• **Records for processing**
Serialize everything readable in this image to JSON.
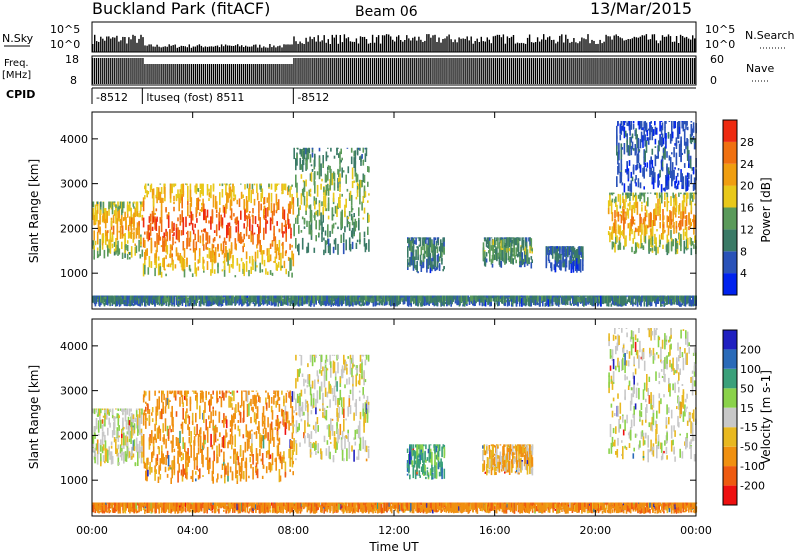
{
  "header": {
    "station": "Buckland Park (fitACF)",
    "beam": "Beam 06",
    "date": "13/Mar/2015"
  },
  "strips": {
    "nsky_label": "N.Sky",
    "nsky_ticks": [
      "10^5",
      "10^0"
    ],
    "nsky_right_ticks": [
      "10^5",
      "10^0"
    ],
    "nsearch_label": "N.Search",
    "freq_label": "Freq.",
    "freq_unit": "[MHz]",
    "freq_ticks": [
      "18",
      "8"
    ],
    "nave_ticks": [
      "60",
      "0"
    ],
    "nave_label": "Nave",
    "cpid_label": "CPID",
    "cpid_segments": [
      {
        "label": "-8512",
        "start": 0,
        "end": 2
      },
      {
        "label": "ltuseq (fost) 8511",
        "start": 2,
        "end": 8
      },
      {
        "label": "-8512",
        "start": 8,
        "end": 24
      }
    ]
  },
  "colors": {
    "power_scale": [
      "#0022ee",
      "#2a52b8",
      "#3a7a66",
      "#5a9a5a",
      "#e8c81a",
      "#f09e10",
      "#f07010",
      "#ee2a10"
    ],
    "velocity_scale": [
      "#ee1010",
      "#ee5a10",
      "#f09010",
      "#e8b820",
      "#c8c8c8",
      "#8ad24a",
      "#3aa07a",
      "#2a6ab8",
      "#2020c0"
    ]
  },
  "chart_data": [
    {
      "type": "heatmap",
      "title": "Power",
      "xlabel": "Time UT",
      "ylabel": "Slant Range [km]",
      "x_ticks": [
        "00:00",
        "04:00",
        "08:00",
        "12:00",
        "16:00",
        "20:00",
        "00:00"
      ],
      "x_range_hours": [
        0,
        24
      ],
      "y_ticks": [
        1000,
        2000,
        3000,
        4000
      ],
      "y_range_km": [
        200,
        4600
      ],
      "colorbar_label": "Power [dB]",
      "colorbar_ticks": [
        4,
        8,
        12,
        16,
        20,
        24,
        28
      ],
      "colorbar_range": [
        0,
        30
      ],
      "regions": [
        {
          "t0": 0.0,
          "t1": 2.0,
          "r0": 1300,
          "r1": 2600,
          "level": 20
        },
        {
          "t0": 2.0,
          "t1": 8.0,
          "r0": 900,
          "r1": 3000,
          "level": 24
        },
        {
          "t0": 8.0,
          "t1": 11.0,
          "r0": 1400,
          "r1": 3800,
          "level": 14
        },
        {
          "t0": 12.5,
          "t1": 14.0,
          "r0": 1000,
          "r1": 1800,
          "level": 10
        },
        {
          "t0": 15.5,
          "t1": 17.5,
          "r0": 1100,
          "r1": 1800,
          "level": 12
        },
        {
          "t0": 18.0,
          "t1": 19.5,
          "r0": 1000,
          "r1": 1600,
          "level": 8
        },
        {
          "t0": 20.5,
          "t1": 24.0,
          "r0": 1400,
          "r1": 2800,
          "level": 20
        },
        {
          "t0": 20.8,
          "t1": 24.0,
          "r0": 2800,
          "r1": 4400,
          "level": 6
        },
        {
          "t0": 0.0,
          "t1": 24.0,
          "r0": 250,
          "r1": 500,
          "level": 10
        }
      ]
    },
    {
      "type": "heatmap",
      "title": "Velocity",
      "xlabel": "Time UT",
      "ylabel": "Slant Range [km]",
      "x_ticks": [
        "00:00",
        "04:00",
        "08:00",
        "12:00",
        "16:00",
        "20:00",
        "00:00"
      ],
      "x_range_hours": [
        0,
        24
      ],
      "y_ticks": [
        1000,
        2000,
        3000,
        4000
      ],
      "y_range_km": [
        200,
        4600
      ],
      "colorbar_label": "Velocity [m s-1]",
      "colorbar_ticks": [
        "200",
        "100",
        "50",
        "15",
        "-15",
        "-50",
        "-100",
        "-200"
      ],
      "regions": [
        {
          "t0": 0.0,
          "t1": 2.0,
          "r0": 1300,
          "r1": 2600,
          "velocity": 0
        },
        {
          "t0": 2.0,
          "t1": 8.0,
          "r0": 900,
          "r1": 3000,
          "velocity": -50
        },
        {
          "t0": 8.0,
          "t1": 11.0,
          "r0": 1400,
          "r1": 3800,
          "velocity": 0
        },
        {
          "t0": 12.5,
          "t1": 14.0,
          "r0": 1000,
          "r1": 1800,
          "velocity": 50
        },
        {
          "t0": 15.5,
          "t1": 17.5,
          "r0": 1100,
          "r1": 1800,
          "velocity": -30
        },
        {
          "t0": 20.5,
          "t1": 24.0,
          "r0": 1400,
          "r1": 4400,
          "velocity": 0
        },
        {
          "t0": 0.0,
          "t1": 24.0,
          "r0": 250,
          "r1": 500,
          "velocity": -60
        }
      ]
    }
  ]
}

• **Problem details**
Copy every record above exactly, leaving out the pictures.

• **Solution to the exercise**
Serialize everything readable in this image to JSON.
{
  "header": {
    "station": "Buckland Park (fitACF)",
    "beam": "Beam 06",
    "date": "13/Mar/2015"
  },
  "strips": {
    "nsky_label": "N.Sky",
    "nsky_ticks": [
      "10^5",
      "10^0"
    ],
    "nsky_right_ticks": [
      "10^5",
      "10^0"
    ],
    "nsearch_label": "N.Search",
    "freq_label": "Freq.",
    "freq_unit": "[MHz]",
    "freq_ticks": [
      "18",
      "8"
    ],
    "nave_ticks": [
      "60",
      "0"
    ],
    "nave_label": "Nave",
    "cpid_label": "CPID",
    "cpid_segments": [
      {
        "label": "-8512",
        "start": 0,
        "end": 2
      },
      {
        "label": "ltuseq (fost) 8511",
        "start": 2,
        "end": 8
      },
      {
        "label": "-8512",
        "start": 8,
        "end": 24
      }
    ]
  },
  "colors": {
    "power_scale": [
      "#0022ee",
      "#2a52b8",
      "#3a7a66",
      "#5a9a5a",
      "#e8c81a",
      "#f09e10",
      "#f07010",
      "#ee2a10"
    ],
    "velocity_scale": [
      "#ee1010",
      "#ee5a10",
      "#f09010",
      "#e8b820",
      "#c8c8c8",
      "#8ad24a",
      "#3aa07a",
      "#2a6ab8",
      "#2020c0"
    ]
  },
  "chart_data": [
    {
      "type": "heatmap",
      "title": "Power",
      "xlabel": "Time UT",
      "ylabel": "Slant Range [km]",
      "x_ticks": [
        "00:00",
        "04:00",
        "08:00",
        "12:00",
        "16:00",
        "20:00",
        "00:00"
      ],
      "x_range_hours": [
        0,
        24
      ],
      "y_ticks": [
        1000,
        2000,
        3000,
        4000
      ],
      "y_range_km": [
        200,
        4600
      ],
      "colorbar_label": "Power [dB]",
      "colorbar_ticks": [
        4,
        8,
        12,
        16,
        20,
        24,
        28
      ],
      "colorbar_range": [
        0,
        30
      ],
      "regions": [
        {
          "t0": 0.0,
          "t1": 2.0,
          "r0": 1300,
          "r1": 2600,
          "level": 20
        },
        {
          "t0": 2.0,
          "t1": 8.0,
          "r0": 900,
          "r1": 3000,
          "level": 24
        },
        {
          "t0": 8.0,
          "t1": 11.0,
          "r0": 1400,
          "r1": 3800,
          "level": 14
        },
        {
          "t0": 12.5,
          "t1": 14.0,
          "r0": 1000,
          "r1": 1800,
          "level": 10
        },
        {
          "t0": 15.5,
          "t1": 17.5,
          "r0": 1100,
          "r1": 1800,
          "level": 12
        },
        {
          "t0": 18.0,
          "t1": 19.5,
          "r0": 1000,
          "r1": 1600,
          "level": 8
        },
        {
          "t0": 20.5,
          "t1": 24.0,
          "r0": 1400,
          "r1": 2800,
          "level": 20
        },
        {
          "t0": 20.8,
          "t1": 24.0,
          "r0": 2800,
          "r1": 4400,
          "level": 6
        },
        {
          "t0": 0.0,
          "t1": 24.0,
          "r0": 250,
          "r1": 500,
          "level": 10
        }
      ]
    },
    {
      "type": "heatmap",
      "title": "Velocity",
      "xlabel": "Time UT",
      "ylabel": "Slant Range [km]",
      "x_ticks": [
        "00:00",
        "04:00",
        "08:00",
        "12:00",
        "16:00",
        "20:00",
        "00:00"
      ],
      "x_range_hours": [
        0,
        24
      ],
      "y_ticks": [
        1000,
        2000,
        3000,
        4000
      ],
      "y_range_km": [
        200,
        4600
      ],
      "colorbar_label": "Velocity [m s-1]",
      "colorbar_ticks": [
        "200",
        "100",
        "50",
        "15",
        "-15",
        "-50",
        "-100",
        "-200"
      ],
      "regions": [
        {
          "t0": 0.0,
          "t1": 2.0,
          "r0": 1300,
          "r1": 2600,
          "velocity": 0
        },
        {
          "t0": 2.0,
          "t1": 8.0,
          "r0": 900,
          "r1": 3000,
          "velocity": -50
        },
        {
          "t0": 8.0,
          "t1": 11.0,
          "r0": 1400,
          "r1": 3800,
          "velocity": 0
        },
        {
          "t0": 12.5,
          "t1": 14.0,
          "r0": 1000,
          "r1": 1800,
          "velocity": 50
        },
        {
          "t0": 15.5,
          "t1": 17.5,
          "r0": 1100,
          "r1": 1800,
          "velocity": -30
        },
        {
          "t0": 20.5,
          "t1": 24.0,
          "r0": 1400,
          "r1": 4400,
          "velocity": 0
        },
        {
          "t0": 0.0,
          "t1": 24.0,
          "r0": 250,
          "r1": 500,
          "velocity": -60
        }
      ]
    }
  ]
}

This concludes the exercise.